[start GIVEN ENTRIES]

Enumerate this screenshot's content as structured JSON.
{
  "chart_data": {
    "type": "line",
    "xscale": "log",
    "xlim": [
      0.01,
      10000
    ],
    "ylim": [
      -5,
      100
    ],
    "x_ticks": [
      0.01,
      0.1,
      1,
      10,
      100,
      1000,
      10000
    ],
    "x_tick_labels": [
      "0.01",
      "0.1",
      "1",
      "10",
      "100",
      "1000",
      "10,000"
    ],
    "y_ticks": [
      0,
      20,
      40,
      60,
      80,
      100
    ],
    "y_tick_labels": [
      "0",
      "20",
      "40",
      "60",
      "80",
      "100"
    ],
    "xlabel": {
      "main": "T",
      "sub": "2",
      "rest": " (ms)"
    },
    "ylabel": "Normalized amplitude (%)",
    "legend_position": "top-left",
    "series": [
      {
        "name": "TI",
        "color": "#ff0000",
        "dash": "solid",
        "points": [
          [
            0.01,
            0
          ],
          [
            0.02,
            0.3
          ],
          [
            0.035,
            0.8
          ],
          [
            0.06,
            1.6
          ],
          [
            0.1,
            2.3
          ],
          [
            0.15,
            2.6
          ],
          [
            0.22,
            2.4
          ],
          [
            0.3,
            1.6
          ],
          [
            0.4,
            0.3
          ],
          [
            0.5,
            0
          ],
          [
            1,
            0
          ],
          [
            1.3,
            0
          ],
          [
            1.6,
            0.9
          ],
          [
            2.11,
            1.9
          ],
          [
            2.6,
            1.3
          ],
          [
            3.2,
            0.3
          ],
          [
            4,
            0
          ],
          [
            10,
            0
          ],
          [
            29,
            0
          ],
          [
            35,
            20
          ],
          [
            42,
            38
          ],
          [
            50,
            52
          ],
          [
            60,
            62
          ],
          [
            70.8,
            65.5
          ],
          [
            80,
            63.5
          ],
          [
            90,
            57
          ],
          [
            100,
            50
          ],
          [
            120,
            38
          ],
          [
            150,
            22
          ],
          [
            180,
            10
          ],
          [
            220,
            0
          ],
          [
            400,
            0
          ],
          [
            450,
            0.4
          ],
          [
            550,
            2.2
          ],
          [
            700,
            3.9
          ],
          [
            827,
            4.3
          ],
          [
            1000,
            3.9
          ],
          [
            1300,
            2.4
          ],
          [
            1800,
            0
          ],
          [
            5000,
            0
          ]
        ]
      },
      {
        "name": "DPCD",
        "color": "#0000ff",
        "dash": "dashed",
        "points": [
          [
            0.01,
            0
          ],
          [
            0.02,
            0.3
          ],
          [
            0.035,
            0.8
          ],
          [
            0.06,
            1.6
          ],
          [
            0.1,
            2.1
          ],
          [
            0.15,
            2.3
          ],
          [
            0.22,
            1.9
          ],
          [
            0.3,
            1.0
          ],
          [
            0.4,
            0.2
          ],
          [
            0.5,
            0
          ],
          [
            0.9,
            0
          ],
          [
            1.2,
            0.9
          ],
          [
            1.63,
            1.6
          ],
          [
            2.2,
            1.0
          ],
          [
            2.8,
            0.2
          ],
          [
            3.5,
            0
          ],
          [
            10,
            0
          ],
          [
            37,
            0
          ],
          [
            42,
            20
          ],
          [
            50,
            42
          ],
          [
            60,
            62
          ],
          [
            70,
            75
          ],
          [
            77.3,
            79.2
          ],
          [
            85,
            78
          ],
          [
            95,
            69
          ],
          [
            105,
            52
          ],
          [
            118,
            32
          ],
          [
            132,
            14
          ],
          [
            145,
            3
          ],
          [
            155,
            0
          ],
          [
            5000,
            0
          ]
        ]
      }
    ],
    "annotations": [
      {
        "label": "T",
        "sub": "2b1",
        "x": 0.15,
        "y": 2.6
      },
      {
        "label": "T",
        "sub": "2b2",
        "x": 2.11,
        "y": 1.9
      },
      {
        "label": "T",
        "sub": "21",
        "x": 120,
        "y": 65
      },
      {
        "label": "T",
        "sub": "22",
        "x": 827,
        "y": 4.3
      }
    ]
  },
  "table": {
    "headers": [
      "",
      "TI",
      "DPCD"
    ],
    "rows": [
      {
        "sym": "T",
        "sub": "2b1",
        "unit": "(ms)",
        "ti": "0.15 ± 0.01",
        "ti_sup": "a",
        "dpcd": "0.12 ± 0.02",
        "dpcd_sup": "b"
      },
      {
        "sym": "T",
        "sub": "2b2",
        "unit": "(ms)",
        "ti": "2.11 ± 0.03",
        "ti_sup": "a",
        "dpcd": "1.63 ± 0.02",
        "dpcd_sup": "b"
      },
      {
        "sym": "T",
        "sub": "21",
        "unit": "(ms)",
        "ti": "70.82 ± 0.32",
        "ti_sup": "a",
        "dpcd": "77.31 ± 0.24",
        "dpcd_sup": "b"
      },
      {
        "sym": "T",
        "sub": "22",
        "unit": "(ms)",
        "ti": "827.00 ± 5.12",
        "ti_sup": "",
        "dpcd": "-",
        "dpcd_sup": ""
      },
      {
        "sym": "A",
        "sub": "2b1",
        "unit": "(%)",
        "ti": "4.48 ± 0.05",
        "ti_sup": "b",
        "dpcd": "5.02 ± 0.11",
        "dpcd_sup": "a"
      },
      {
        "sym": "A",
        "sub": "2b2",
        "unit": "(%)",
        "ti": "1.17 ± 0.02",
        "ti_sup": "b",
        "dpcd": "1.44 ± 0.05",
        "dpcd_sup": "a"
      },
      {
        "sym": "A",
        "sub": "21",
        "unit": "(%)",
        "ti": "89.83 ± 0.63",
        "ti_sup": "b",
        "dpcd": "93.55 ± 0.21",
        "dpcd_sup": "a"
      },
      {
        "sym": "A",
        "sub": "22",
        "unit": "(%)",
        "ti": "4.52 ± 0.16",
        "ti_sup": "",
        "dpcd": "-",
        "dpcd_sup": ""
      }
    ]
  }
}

[end GIVEN ENTRIES]

REQUEST: Copy all the records above precisely.

FINISHED TASK:
Enumerate this screenshot's content as structured JSON.
{
  "chart_data": {
    "type": "line",
    "xscale": "log",
    "xlim": [
      0.01,
      10000
    ],
    "ylim": [
      -5,
      100
    ],
    "x_ticks": [
      0.01,
      0.1,
      1,
      10,
      100,
      1000,
      10000
    ],
    "x_tick_labels": [
      "0.01",
      "0.1",
      "1",
      "10",
      "100",
      "1000",
      "10,000"
    ],
    "y_ticks": [
      0,
      20,
      40,
      60,
      80,
      100
    ],
    "y_tick_labels": [
      "0",
      "20",
      "40",
      "60",
      "80",
      "100"
    ],
    "xlabel": {
      "main": "T",
      "sub": "2",
      "rest": " (ms)"
    },
    "ylabel": "Normalized amplitude (%)",
    "legend_position": "top-left",
    "series": [
      {
        "name": "TI",
        "color": "#ff0000",
        "dash": "solid",
        "points": [
          [
            0.01,
            0
          ],
          [
            0.02,
            0.3
          ],
          [
            0.035,
            0.8
          ],
          [
            0.06,
            1.6
          ],
          [
            0.1,
            2.3
          ],
          [
            0.15,
            2.6
          ],
          [
            0.22,
            2.4
          ],
          [
            0.3,
            1.6
          ],
          [
            0.4,
            0.3
          ],
          [
            0.5,
            0
          ],
          [
            1,
            0
          ],
          [
            1.3,
            0
          ],
          [
            1.6,
            0.9
          ],
          [
            2.11,
            1.9
          ],
          [
            2.6,
            1.3
          ],
          [
            3.2,
            0.3
          ],
          [
            4,
            0
          ],
          [
            10,
            0
          ],
          [
            29,
            0
          ],
          [
            35,
            20
          ],
          [
            42,
            38
          ],
          [
            50,
            52
          ],
          [
            60,
            62
          ],
          [
            70.8,
            65.5
          ],
          [
            80,
            63.5
          ],
          [
            90,
            57
          ],
          [
            100,
            50
          ],
          [
            120,
            38
          ],
          [
            150,
            22
          ],
          [
            180,
            10
          ],
          [
            220,
            0
          ],
          [
            400,
            0
          ],
          [
            450,
            0.4
          ],
          [
            550,
            2.2
          ],
          [
            700,
            3.9
          ],
          [
            827,
            4.3
          ],
          [
            1000,
            3.9
          ],
          [
            1300,
            2.4
          ],
          [
            1800,
            0
          ],
          [
            5000,
            0
          ]
        ]
      },
      {
        "name": "DPCD",
        "color": "#0000ff",
        "dash": "dashed",
        "points": [
          [
            0.01,
            0
          ],
          [
            0.02,
            0.3
          ],
          [
            0.035,
            0.8
          ],
          [
            0.06,
            1.6
          ],
          [
            0.1,
            2.1
          ],
          [
            0.15,
            2.3
          ],
          [
            0.22,
            1.9
          ],
          [
            0.3,
            1.0
          ],
          [
            0.4,
            0.2
          ],
          [
            0.5,
            0
          ],
          [
            0.9,
            0
          ],
          [
            1.2,
            0.9
          ],
          [
            1.63,
            1.6
          ],
          [
            2.2,
            1.0
          ],
          [
            2.8,
            0.2
          ],
          [
            3.5,
            0
          ],
          [
            10,
            0
          ],
          [
            37,
            0
          ],
          [
            42,
            20
          ],
          [
            50,
            42
          ],
          [
            60,
            62
          ],
          [
            70,
            75
          ],
          [
            77.3,
            79.2
          ],
          [
            85,
            78
          ],
          [
            95,
            69
          ],
          [
            105,
            52
          ],
          [
            118,
            32
          ],
          [
            132,
            14
          ],
          [
            145,
            3
          ],
          [
            155,
            0
          ],
          [
            5000,
            0
          ]
        ]
      }
    ],
    "annotations": [
      {
        "label": "T",
        "sub": "2b1",
        "x": 0.15,
        "y": 2.6
      },
      {
        "label": "T",
        "sub": "2b2",
        "x": 2.11,
        "y": 1.9
      },
      {
        "label": "T",
        "sub": "21",
        "x": 120,
        "y": 65
      },
      {
        "label": "T",
        "sub": "22",
        "x": 827,
        "y": 4.3
      }
    ]
  },
  "table": {
    "headers": [
      "",
      "TI",
      "DPCD"
    ],
    "rows": [
      {
        "sym": "T",
        "sub": "2b1",
        "unit": "(ms)",
        "ti": "0.15 ± 0.01",
        "ti_sup": "a",
        "dpcd": "0.12 ± 0.02",
        "dpcd_sup": "b"
      },
      {
        "sym": "T",
        "sub": "2b2",
        "unit": "(ms)",
        "ti": "2.11 ± 0.03",
        "ti_sup": "a",
        "dpcd": "1.63 ± 0.02",
        "dpcd_sup": "b"
      },
      {
        "sym": "T",
        "sub": "21",
        "unit": "(ms)",
        "ti": "70.82 ± 0.32",
        "ti_sup": "a",
        "dpcd": "77.31 ± 0.24",
        "dpcd_sup": "b"
      },
      {
        "sym": "T",
        "sub": "22",
        "unit": "(ms)",
        "ti": "827.00 ± 5.12",
        "ti_sup": "",
        "dpcd": "-",
        "dpcd_sup": ""
      },
      {
        "sym": "A",
        "sub": "2b1",
        "unit": "(%)",
        "ti": "4.48 ± 0.05",
        "ti_sup": "b",
        "dpcd": "5.02 ± 0.11",
        "dpcd_sup": "a"
      },
      {
        "sym": "A",
        "sub": "2b2",
        "unit": "(%)",
        "ti": "1.17 ± 0.02",
        "ti_sup": "b",
        "dpcd": "1.44 ± 0.05",
        "dpcd_sup": "a"
      },
      {
        "sym": "A",
        "sub": "21",
        "unit": "(%)",
        "ti": "89.83 ± 0.63",
        "ti_sup": "b",
        "dpcd": "93.55 ± 0.21",
        "dpcd_sup": "a"
      },
      {
        "sym": "A",
        "sub": "22",
        "unit": "(%)",
        "ti": "4.52 ± 0.16",
        "ti_sup": "",
        "dpcd": "-",
        "dpcd_sup": ""
      }
    ]
  }
}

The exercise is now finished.